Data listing
>> begin
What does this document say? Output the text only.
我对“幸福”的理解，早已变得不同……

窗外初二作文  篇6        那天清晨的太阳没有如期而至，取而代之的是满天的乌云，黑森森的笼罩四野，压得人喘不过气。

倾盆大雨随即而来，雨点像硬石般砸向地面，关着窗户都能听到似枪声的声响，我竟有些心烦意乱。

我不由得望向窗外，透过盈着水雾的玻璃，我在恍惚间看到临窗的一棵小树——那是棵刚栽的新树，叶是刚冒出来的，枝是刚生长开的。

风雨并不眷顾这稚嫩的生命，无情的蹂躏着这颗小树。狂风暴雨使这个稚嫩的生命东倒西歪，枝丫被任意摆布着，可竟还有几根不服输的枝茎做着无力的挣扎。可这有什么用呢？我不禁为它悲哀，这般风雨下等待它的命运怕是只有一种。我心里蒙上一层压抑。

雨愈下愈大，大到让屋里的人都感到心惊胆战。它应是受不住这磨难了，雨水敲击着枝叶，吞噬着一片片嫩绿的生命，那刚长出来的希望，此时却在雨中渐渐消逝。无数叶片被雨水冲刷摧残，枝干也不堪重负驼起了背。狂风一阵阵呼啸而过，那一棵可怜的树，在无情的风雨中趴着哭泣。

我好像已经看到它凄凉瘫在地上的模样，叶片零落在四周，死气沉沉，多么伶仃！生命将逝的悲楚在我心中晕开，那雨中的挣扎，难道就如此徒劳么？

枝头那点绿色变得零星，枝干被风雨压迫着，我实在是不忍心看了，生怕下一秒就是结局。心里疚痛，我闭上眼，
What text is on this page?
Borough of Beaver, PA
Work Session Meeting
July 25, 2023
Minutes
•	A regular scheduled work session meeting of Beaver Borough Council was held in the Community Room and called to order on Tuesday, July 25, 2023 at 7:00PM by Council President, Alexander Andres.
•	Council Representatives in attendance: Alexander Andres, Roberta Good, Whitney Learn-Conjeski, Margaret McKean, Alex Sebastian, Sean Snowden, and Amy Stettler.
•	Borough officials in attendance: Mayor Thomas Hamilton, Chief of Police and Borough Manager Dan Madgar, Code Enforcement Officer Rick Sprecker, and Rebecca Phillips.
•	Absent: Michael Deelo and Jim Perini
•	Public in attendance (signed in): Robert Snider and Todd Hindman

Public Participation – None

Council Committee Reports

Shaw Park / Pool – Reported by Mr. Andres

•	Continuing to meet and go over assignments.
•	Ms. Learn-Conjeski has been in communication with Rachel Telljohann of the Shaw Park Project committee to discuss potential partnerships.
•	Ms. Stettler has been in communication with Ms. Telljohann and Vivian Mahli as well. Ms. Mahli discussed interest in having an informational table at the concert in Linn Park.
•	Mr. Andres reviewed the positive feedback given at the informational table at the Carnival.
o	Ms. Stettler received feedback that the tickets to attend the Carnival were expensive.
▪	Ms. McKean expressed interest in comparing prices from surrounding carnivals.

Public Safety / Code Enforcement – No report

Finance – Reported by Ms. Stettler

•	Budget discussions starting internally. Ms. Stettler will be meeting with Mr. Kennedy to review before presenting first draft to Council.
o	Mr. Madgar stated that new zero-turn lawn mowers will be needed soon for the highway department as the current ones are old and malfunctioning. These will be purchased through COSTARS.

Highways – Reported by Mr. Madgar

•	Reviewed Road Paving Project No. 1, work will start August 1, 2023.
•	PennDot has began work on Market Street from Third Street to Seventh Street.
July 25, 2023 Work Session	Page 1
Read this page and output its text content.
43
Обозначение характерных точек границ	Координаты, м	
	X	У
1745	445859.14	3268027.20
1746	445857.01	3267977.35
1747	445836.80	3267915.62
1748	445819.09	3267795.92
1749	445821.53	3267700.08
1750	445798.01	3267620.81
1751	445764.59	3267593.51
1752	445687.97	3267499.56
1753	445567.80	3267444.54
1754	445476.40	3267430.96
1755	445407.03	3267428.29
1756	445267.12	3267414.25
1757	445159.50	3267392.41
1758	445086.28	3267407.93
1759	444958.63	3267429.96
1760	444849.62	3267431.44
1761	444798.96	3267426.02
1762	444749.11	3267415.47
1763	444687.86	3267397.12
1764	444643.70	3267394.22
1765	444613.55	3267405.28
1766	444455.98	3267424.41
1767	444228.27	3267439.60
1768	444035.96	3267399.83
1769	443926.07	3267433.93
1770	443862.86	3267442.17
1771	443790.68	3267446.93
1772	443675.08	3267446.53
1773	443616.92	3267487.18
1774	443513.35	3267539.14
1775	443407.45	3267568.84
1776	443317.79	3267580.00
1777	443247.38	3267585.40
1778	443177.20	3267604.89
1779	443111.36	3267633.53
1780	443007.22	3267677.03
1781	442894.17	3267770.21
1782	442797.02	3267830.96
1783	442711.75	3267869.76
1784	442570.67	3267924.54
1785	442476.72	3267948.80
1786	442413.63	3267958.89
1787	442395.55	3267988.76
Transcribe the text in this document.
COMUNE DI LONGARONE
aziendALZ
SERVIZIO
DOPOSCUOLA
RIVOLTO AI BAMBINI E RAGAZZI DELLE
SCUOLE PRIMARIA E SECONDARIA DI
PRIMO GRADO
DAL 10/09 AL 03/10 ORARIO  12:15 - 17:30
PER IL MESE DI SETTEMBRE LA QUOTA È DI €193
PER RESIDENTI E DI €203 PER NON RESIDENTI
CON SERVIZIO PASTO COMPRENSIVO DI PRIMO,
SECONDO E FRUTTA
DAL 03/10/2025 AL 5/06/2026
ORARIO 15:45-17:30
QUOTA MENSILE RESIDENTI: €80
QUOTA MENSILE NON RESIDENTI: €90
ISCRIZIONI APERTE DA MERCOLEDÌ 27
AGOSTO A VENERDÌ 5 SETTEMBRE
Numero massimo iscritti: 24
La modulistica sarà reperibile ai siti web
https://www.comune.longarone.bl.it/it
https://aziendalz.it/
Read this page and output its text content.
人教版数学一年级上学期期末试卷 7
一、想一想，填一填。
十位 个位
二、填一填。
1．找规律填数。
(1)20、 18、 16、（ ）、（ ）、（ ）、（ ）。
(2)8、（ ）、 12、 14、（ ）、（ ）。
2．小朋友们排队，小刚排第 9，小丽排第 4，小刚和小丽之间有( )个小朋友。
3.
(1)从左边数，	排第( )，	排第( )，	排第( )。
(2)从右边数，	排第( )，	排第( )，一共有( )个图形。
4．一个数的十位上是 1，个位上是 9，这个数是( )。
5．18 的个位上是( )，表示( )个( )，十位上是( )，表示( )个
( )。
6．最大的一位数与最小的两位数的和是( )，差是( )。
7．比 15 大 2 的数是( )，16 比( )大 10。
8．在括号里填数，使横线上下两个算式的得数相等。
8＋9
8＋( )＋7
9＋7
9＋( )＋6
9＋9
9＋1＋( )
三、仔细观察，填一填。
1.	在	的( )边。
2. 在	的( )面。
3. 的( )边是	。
>> end
- Exercise
Every line holding "RESIDENTI" should be copied out.

- Result for this task
PER RESIDENTI E DI €203 PER NON RESIDENTI
QUOTA MENSILE RESIDENTI: €80
QUOTA MENSILE NON RESIDENTI: €90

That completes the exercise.